- Listed records
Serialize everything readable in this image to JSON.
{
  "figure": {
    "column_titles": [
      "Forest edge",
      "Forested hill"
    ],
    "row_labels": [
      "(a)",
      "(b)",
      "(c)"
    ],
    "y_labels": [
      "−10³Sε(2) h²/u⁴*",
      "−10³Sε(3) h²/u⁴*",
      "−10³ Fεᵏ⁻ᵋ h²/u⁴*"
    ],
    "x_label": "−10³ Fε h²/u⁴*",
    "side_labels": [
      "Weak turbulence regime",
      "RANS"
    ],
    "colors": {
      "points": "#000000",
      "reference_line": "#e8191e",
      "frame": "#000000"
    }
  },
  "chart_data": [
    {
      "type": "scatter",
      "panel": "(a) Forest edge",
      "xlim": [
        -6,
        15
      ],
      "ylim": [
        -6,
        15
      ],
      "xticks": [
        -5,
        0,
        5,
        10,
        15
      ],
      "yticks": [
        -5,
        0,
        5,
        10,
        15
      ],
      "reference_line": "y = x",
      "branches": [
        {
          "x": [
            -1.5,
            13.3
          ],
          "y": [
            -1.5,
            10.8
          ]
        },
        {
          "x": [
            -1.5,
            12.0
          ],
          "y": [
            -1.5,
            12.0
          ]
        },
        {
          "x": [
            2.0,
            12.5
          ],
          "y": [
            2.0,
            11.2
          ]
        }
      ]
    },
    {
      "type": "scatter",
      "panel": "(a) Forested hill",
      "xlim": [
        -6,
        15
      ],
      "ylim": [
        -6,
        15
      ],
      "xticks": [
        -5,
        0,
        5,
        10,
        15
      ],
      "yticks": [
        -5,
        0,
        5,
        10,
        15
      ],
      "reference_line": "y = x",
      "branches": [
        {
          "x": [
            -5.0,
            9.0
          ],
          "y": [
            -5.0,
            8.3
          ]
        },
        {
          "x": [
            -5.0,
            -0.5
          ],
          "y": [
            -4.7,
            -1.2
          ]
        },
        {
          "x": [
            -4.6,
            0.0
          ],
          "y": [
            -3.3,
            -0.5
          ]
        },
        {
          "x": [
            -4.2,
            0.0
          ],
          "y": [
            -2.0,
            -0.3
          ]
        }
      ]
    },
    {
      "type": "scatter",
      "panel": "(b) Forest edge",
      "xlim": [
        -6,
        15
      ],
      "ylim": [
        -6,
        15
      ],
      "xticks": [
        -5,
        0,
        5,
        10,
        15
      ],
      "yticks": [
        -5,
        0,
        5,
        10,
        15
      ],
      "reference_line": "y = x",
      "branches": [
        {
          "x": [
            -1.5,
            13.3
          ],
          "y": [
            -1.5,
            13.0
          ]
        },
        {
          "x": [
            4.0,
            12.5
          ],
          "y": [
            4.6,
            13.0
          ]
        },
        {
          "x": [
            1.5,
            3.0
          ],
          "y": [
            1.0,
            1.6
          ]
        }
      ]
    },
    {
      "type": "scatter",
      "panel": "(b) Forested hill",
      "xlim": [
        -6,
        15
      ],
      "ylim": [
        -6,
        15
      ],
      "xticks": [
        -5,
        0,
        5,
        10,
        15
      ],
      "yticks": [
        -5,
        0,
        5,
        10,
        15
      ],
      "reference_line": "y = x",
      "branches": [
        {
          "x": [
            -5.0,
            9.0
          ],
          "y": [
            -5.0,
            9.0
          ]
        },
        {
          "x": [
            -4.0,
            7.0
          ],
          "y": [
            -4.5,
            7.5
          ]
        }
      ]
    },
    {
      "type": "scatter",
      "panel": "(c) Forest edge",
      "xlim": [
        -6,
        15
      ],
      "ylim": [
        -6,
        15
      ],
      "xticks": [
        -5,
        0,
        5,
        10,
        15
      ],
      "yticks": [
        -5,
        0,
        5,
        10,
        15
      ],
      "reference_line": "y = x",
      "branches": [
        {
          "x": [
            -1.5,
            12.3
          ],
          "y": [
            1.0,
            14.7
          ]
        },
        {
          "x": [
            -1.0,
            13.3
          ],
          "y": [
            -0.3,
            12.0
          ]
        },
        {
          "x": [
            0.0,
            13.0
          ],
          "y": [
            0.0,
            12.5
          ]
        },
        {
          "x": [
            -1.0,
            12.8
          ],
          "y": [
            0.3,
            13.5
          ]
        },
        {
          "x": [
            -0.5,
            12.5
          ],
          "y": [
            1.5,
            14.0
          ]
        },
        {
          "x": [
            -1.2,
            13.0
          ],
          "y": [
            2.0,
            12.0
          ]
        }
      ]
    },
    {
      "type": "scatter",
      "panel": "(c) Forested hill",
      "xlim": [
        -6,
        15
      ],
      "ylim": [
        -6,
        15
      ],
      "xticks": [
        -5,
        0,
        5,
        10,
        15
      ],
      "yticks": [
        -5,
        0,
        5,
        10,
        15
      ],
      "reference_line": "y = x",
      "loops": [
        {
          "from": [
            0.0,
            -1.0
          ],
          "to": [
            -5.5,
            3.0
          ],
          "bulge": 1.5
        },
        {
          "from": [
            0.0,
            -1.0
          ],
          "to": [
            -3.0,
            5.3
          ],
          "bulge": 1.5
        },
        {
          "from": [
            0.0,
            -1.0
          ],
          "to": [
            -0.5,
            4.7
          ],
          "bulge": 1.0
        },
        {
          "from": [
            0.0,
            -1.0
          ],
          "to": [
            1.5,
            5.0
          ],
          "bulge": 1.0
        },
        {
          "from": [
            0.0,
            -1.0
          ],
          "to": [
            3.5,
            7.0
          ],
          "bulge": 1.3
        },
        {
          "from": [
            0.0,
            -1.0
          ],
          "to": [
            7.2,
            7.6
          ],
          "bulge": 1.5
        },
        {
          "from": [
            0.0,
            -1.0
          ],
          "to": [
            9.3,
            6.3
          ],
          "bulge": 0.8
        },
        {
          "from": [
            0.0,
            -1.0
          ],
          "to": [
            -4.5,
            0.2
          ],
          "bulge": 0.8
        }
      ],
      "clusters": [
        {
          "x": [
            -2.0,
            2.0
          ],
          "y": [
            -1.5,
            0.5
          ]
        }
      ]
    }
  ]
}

- Problem details
Extract the data in full. Keep it word for word.

- Full output
Serialize everything readable in this image to JSON.
{
  "figure": {
    "column_titles": [
      "Forest edge",
      "Forested hill"
    ],
    "row_labels": [
      "(a)",
      "(b)",
      "(c)"
    ],
    "y_labels": [
      "−10³Sε(2) h²/u⁴*",
      "−10³Sε(3) h²/u⁴*",
      "−10³ Fεᵏ⁻ᵋ h²/u⁴*"
    ],
    "x_label": "−10³ Fε h²/u⁴*",
    "side_labels": [
      "Weak turbulence regime",
      "RANS"
    ],
    "colors": {
      "points": "#000000",
      "reference_line": "#e8191e",
      "frame": "#000000"
    }
  },
  "chart_data": [
    {
      "type": "scatter",
      "panel": "(a) Forest edge",
      "xlim": [
        -6,
        15
      ],
      "ylim": [
        -6,
        15
      ],
      "xticks": [
        -5,
        0,
        5,
        10,
        15
      ],
      "yticks": [
        -5,
        0,
        5,
        10,
        15
      ],
      "reference_line": "y = x",
      "branches": [
        {
          "x": [
            -1.5,
            13.3
          ],
          "y": [
            -1.5,
            10.8
          ]
        },
        {
          "x": [
            -1.5,
            12.0
          ],
          "y": [
            -1.5,
            12.0
          ]
        },
        {
          "x": [
            2.0,
            12.5
          ],
          "y": [
            2.0,
            11.2
          ]
        }
      ]
    },
    {
      "type": "scatter",
      "panel": "(a) Forested hill",
      "xlim": [
        -6,
        15
      ],
      "ylim": [
        -6,
        15
      ],
      "xticks": [
        -5,
        0,
        5,
        10,
        15
      ],
      "yticks": [
        -5,
        0,
        5,
        10,
        15
      ],
      "reference_line": "y = x",
      "branches": [
        {
          "x": [
            -5.0,
            9.0
          ],
          "y": [
            -5.0,
            8.3
          ]
        },
        {
          "x": [
            -5.0,
            -0.5
          ],
          "y": [
            -4.7,
            -1.2
          ]
        },
        {
          "x": [
            -4.6,
            0.0
          ],
          "y": [
            -3.3,
            -0.5
          ]
        },
        {
          "x": [
            -4.2,
            0.0
          ],
          "y": [
            -2.0,
            -0.3
          ]
        }
      ]
    },
    {
      "type": "scatter",
      "panel": "(b) Forest edge",
      "xlim": [
        -6,
        15
      ],
      "ylim": [
        -6,
        15
      ],
      "xticks": [
        -5,
        0,
        5,
        10,
        15
      ],
      "yticks": [
        -5,
        0,
        5,
        10,
        15
      ],
      "reference_line": "y = x",
      "branches": [
        {
          "x": [
            -1.5,
            13.3
          ],
          "y": [
            -1.5,
            13.0
          ]
        },
        {
          "x": [
            4.0,
            12.5
          ],
          "y": [
            4.6,
            13.0
          ]
        },
        {
          "x": [
            1.5,
            3.0
          ],
          "y": [
            1.0,
            1.6
          ]
        }
      ]
    },
    {
      "type": "scatter",
      "panel": "(b) Forested hill",
      "xlim": [
        -6,
        15
      ],
      "ylim": [
        -6,
        15
      ],
      "xticks": [
        -5,
        0,
        5,
        10,
        15
      ],
      "yticks": [
        -5,
        0,
        5,
        10,
        15
      ],
      "reference_line": "y = x",
      "branches": [
        {
          "x": [
            -5.0,
            9.0
          ],
          "y": [
            -5.0,
            9.0
          ]
        },
        {
          "x": [
            -4.0,
            7.0
          ],
          "y": [
            -4.5,
            7.5
          ]
        }
      ]
    },
    {
      "type": "scatter",
      "panel": "(c) Forest edge",
      "xlim": [
        -6,
        15
      ],
      "ylim": [
        -6,
        15
      ],
      "xticks": [
        -5,
        0,
        5,
        10,
        15
      ],
      "yticks": [
        -5,
        0,
        5,
        10,
        15
      ],
      "reference_line": "y = x",
      "branches": [
        {
          "x": [
            -1.5,
            12.3
          ],
          "y": [
            1.0,
            14.7
          ]
        },
        {
          "x": [
            -1.0,
            13.3
          ],
          "y": [
            -0.3,
            12.0
          ]
        },
        {
          "x": [
            0.0,
            13.0
          ],
          "y": [
            0.0,
            12.5
          ]
        },
        {
          "x": [
            -1.0,
            12.8
          ],
          "y": [
            0.3,
            13.5
          ]
        },
        {
          "x": [
            -0.5,
            12.5
          ],
          "y": [
            1.5,
            14.0
          ]
        },
        {
          "x": [
            -1.2,
            13.0
          ],
          "y": [
            2.0,
            12.0
          ]
        }
      ]
    },
    {
      "type": "scatter",
      "panel": "(c) Forested hill",
      "xlim": [
        -6,
        15
      ],
      "ylim": [
        -6,
        15
      ],
      "xticks": [
        -5,
        0,
        5,
        10,
        15
      ],
      "yticks": [
        -5,
        0,
        5,
        10,
        15
      ],
      "reference_line": "y = x",
      "loops": [
        {
          "from": [
            0.0,
            -1.0
          ],
          "to": [
            -5.5,
            3.0
          ],
          "bulge": 1.5
        },
        {
          "from": [
            0.0,
            -1.0
          ],
          "to": [
            -3.0,
            5.3
          ],
          "bulge": 1.5
        },
        {
          "from": [
            0.0,
            -1.0
          ],
          "to": [
            -0.5,
            4.7
          ],
          "bulge": 1.0
        },
        {
          "from": [
            0.0,
            -1.0
          ],
          "to": [
            1.5,
            5.0
          ],
          "bulge": 1.0
        },
        {
          "from": [
            0.0,
            -1.0
          ],
          "to": [
            3.5,
            7.0
          ],
          "bulge": 1.3
        },
        {
          "from": [
            0.0,
            -1.0
          ],
          "to": [
            7.2,
            7.6
          ],
          "bulge": 1.5
        },
        {
          "from": [
            0.0,
            -1.0
          ],
          "to": [
            9.3,
            6.3
          ],
          "bulge": 0.8
        },
        {
          "from": [
            0.0,
            -1.0
          ],
          "to": [
            -4.5,
            0.2
          ],
          "bulge": 0.8
        }
      ],
      "clusters": [
        {
          "x": [
            -2.0,
            2.0
          ],
          "y": [
            -1.5,
            0.5
          ]
        }
      ]
    }
  ]
}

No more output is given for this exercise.